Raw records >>
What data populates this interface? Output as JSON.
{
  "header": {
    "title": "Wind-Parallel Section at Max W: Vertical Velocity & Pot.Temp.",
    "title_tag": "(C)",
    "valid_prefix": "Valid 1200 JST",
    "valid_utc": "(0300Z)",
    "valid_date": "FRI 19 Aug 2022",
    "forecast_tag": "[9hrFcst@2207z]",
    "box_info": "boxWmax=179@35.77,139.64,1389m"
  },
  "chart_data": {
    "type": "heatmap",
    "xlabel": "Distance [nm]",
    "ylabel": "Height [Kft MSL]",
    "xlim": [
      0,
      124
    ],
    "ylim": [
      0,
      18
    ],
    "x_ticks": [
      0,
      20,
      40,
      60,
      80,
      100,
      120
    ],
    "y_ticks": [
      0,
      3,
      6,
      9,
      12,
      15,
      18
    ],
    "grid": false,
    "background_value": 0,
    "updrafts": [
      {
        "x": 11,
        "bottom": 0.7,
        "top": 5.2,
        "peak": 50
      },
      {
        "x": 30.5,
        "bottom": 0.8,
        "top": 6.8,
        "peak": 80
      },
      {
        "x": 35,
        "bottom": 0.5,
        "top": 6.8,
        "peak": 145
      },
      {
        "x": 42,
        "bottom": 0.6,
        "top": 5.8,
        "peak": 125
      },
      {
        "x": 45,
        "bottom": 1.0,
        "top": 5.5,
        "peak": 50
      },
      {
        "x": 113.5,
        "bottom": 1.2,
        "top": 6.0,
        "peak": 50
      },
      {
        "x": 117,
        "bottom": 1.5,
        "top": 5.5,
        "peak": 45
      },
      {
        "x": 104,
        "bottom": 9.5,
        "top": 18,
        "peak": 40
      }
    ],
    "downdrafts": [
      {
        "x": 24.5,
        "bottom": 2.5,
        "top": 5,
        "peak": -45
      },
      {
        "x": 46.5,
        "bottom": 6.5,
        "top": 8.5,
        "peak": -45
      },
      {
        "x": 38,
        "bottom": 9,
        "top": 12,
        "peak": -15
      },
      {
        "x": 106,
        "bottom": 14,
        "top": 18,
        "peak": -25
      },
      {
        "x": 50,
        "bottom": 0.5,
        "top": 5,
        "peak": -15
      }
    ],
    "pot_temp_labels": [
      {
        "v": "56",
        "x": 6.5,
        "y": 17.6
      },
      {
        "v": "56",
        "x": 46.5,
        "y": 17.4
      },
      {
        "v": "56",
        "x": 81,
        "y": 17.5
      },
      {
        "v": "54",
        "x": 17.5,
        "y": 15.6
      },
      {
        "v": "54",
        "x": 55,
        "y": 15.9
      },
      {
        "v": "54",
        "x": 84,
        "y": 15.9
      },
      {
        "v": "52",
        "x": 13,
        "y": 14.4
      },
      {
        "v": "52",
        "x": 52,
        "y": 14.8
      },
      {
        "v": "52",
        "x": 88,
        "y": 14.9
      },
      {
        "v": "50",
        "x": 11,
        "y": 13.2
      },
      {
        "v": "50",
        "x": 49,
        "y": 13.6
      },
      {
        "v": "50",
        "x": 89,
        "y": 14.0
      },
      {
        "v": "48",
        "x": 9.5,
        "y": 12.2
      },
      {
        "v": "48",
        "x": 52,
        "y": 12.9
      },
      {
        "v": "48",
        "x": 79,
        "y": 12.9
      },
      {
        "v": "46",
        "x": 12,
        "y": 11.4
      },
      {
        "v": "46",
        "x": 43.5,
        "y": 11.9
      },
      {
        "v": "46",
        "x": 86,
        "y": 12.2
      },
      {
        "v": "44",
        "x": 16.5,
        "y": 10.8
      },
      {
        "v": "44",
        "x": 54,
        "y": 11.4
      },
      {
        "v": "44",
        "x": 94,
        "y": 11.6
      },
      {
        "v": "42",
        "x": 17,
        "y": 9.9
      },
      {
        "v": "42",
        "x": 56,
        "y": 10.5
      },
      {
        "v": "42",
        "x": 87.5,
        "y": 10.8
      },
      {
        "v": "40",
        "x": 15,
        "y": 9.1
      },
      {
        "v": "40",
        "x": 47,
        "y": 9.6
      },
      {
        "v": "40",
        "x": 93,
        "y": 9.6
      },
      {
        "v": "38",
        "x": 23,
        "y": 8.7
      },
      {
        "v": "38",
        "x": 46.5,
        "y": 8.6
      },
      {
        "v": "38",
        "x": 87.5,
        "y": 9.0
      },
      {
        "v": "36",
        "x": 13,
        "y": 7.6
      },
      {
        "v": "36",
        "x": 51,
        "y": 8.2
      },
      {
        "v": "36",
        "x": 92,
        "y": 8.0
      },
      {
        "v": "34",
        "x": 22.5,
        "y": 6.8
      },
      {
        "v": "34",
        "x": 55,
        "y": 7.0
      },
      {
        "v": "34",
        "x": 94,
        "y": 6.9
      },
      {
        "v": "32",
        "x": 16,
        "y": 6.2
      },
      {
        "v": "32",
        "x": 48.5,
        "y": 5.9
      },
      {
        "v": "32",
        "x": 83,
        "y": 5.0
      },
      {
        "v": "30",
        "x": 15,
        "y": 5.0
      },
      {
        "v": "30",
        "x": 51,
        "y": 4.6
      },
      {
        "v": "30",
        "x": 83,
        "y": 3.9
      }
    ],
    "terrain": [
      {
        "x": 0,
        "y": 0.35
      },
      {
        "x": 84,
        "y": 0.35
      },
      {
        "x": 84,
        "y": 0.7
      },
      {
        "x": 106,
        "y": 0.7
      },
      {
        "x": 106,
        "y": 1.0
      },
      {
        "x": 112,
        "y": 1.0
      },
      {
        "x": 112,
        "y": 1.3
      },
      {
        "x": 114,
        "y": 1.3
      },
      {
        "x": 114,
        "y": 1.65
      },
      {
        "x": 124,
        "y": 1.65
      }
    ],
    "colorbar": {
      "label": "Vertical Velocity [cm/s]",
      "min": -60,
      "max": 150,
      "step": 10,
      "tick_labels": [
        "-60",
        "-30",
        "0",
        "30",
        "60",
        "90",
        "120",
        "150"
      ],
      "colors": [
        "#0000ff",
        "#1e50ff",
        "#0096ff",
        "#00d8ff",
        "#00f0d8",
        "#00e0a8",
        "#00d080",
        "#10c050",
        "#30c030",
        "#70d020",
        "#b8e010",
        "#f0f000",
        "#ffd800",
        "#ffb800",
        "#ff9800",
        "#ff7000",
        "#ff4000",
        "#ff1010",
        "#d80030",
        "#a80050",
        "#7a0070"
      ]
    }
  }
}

SHORT EXERCISE >> Return every entry verbatim.

WRITTEN SOLUTION >>
What data populates this interface? Output as JSON.
{
  "header": {
    "title": "Wind-Parallel Section at Max W: Vertical Velocity & Pot.Temp.",
    "title_tag": "(C)",
    "valid_prefix": "Valid 1200 JST",
    "valid_utc": "(0300Z)",
    "valid_date": "FRI 19 Aug 2022",
    "forecast_tag": "[9hrFcst@2207z]",
    "box_info": "boxWmax=179@35.77,139.64,1389m"
  },
  "chart_data": {
    "type": "heatmap",
    "xlabel": "Distance [nm]",
    "ylabel": "Height [Kft MSL]",
    "xlim": [
      0,
      124
    ],
    "ylim": [
      0,
      18
    ],
    "x_ticks": [
      0,
      20,
      40,
      60,
      80,
      100,
      120
    ],
    "y_ticks": [
      0,
      3,
      6,
      9,
      12,
      15,
      18
    ],
    "grid": false,
    "background_value": 0,
    "updrafts": [
      {
        "x": 11,
        "bottom": 0.7,
        "top": 5.2,
        "peak": 50
      },
      {
        "x": 30.5,
        "bottom": 0.8,
        "top": 6.8,
        "peak": 80
      },
      {
        "x": 35,
        "bottom": 0.5,
        "top": 6.8,
        "peak": 145
      },
      {
        "x": 42,
        "bottom": 0.6,
        "top": 5.8,
        "peak": 125
      },
      {
        "x": 45,
        "bottom": 1.0,
        "top": 5.5,
        "peak": 50
      },
      {
        "x": 113.5,
        "bottom": 1.2,
        "top": 6.0,
        "peak": 50
      },
      {
        "x": 117,
        "bottom": 1.5,
        "top": 5.5,
        "peak": 45
      },
      {
        "x": 104,
        "bottom": 9.5,
        "top": 18,
        "peak": 40
      }
    ],
    "downdrafts": [
      {
        "x": 24.5,
        "bottom": 2.5,
        "top": 5,
        "peak": -45
      },
      {
        "x": 46.5,
        "bottom": 6.5,
        "top": 8.5,
        "peak": -45
      },
      {
        "x": 38,
        "bottom": 9,
        "top": 12,
        "peak": -15
      },
      {
        "x": 106,
        "bottom": 14,
        "top": 18,
        "peak": -25
      },
      {
        "x": 50,
        "bottom": 0.5,
        "top": 5,
        "peak": -15
      }
    ],
    "pot_temp_labels": [
      {
        "v": "56",
        "x": 6.5,
        "y": 17.6
      },
      {
        "v": "56",
        "x": 46.5,
        "y": 17.4
      },
      {
        "v": "56",
        "x": 81,
        "y": 17.5
      },
      {
        "v": "54",
        "x": 17.5,
        "y": 15.6
      },
      {
        "v": "54",
        "x": 55,
        "y": 15.9
      },
      {
        "v": "54",
        "x": 84,
        "y": 15.9
      },
      {
        "v": "52",
        "x": 13,
        "y": 14.4
      },
      {
        "v": "52",
        "x": 52,
        "y": 14.8
      },
      {
        "v": "52",
        "x": 88,
        "y": 14.9
      },
      {
        "v": "50",
        "x": 11,
        "y": 13.2
      },
      {
        "v": "50",
        "x": 49,
        "y": 13.6
      },
      {
        "v": "50",
        "x": 89,
        "y": 14.0
      },
      {
        "v": "48",
        "x": 9.5,
        "y": 12.2
      },
      {
        "v": "48",
        "x": 52,
        "y": 12.9
      },
      {
        "v": "48",
        "x": 79,
        "y": 12.9
      },
      {
        "v": "46",
        "x": 12,
        "y": 11.4
      },
      {
        "v": "46",
        "x": 43.5,
        "y": 11.9
      },
      {
        "v": "46",
        "x": 86,
        "y": 12.2
      },
      {
        "v": "44",
        "x": 16.5,
        "y": 10.8
      },
      {
        "v": "44",
        "x": 54,
        "y": 11.4
      },
      {
        "v": "44",
        "x": 94,
        "y": 11.6
      },
      {
        "v": "42",
        "x": 17,
        "y": 9.9
      },
      {
        "v": "42",
        "x": 56,
        "y": 10.5
      },
      {
        "v": "42",
        "x": 87.5,
        "y": 10.8
      },
      {
        "v": "40",
        "x": 15,
        "y": 9.1
      },
      {
        "v": "40",
        "x": 47,
        "y": 9.6
      },
      {
        "v": "40",
        "x": 93,
        "y": 9.6
      },
      {
        "v": "38",
        "x": 23,
        "y": 8.7
      },
      {
        "v": "38",
        "x": 46.5,
        "y": 8.6
      },
      {
        "v": "38",
        "x": 87.5,
        "y": 9.0
      },
      {
        "v": "36",
        "x": 13,
        "y": 7.6
      },
      {
        "v": "36",
        "x": 51,
        "y": 8.2
      },
      {
        "v": "36",
        "x": 92,
        "y": 8.0
      },
      {
        "v": "34",
        "x": 22.5,
        "y": 6.8
      },
      {
        "v": "34",
        "x": 55,
        "y": 7.0
      },
      {
        "v": "34",
        "x": 94,
        "y": 6.9
      },
      {
        "v": "32",
        "x": 16,
        "y": 6.2
      },
      {
        "v": "32",
        "x": 48.5,
        "y": 5.9
      },
      {
        "v": "32",
        "x": 83,
        "y": 5.0
      },
      {
        "v": "30",
        "x": 15,
        "y": 5.0
      },
      {
        "v": "30",
        "x": 51,
        "y": 4.6
      },
      {
        "v": "30",
        "x": 83,
        "y": 3.9
      }
    ],
    "terrain": [
      {
        "x": 0,
        "y": 0.35
      },
      {
        "x": 84,
        "y": 0.35
      },
      {
        "x": 84,
        "y": 0.7
      },
      {
        "x": 106,
        "y": 0.7
      },
      {
        "x": 106,
        "y": 1.0
      },
      {
        "x": 112,
        "y": 1.0
      },
      {
        "x": 112,
        "y": 1.3
      },
      {
        "x": 114,
        "y": 1.3
      },
      {
        "x": 114,
        "y": 1.65
      },
      {
        "x": 124,
        "y": 1.65
      }
    ],
    "colorbar": {
      "label": "Vertical Velocity [cm/s]",
      "min": -60,
      "max": 150,
      "step": 10,
      "tick_labels": [
        "-60",
        "-30",
        "0",
        "30",
        "60",
        "90",
        "120",
        "150"
      ],
      "colors": [
        "#0000ff",
        "#1e50ff",
        "#0096ff",
        "#00d8ff",
        "#00f0d8",
        "#00e0a8",
        "#00d080",
        "#10c050",
        "#30c030",
        "#70d020",
        "#b8e010",
        "#f0f000",
        "#ffd800",
        "#ffb800",
        "#ff9800",
        "#ff7000",
        "#ff4000",
        "#ff1010",
        "#d80030",
        "#a80050",
        "#7a0070"
      ]
    }
  }
}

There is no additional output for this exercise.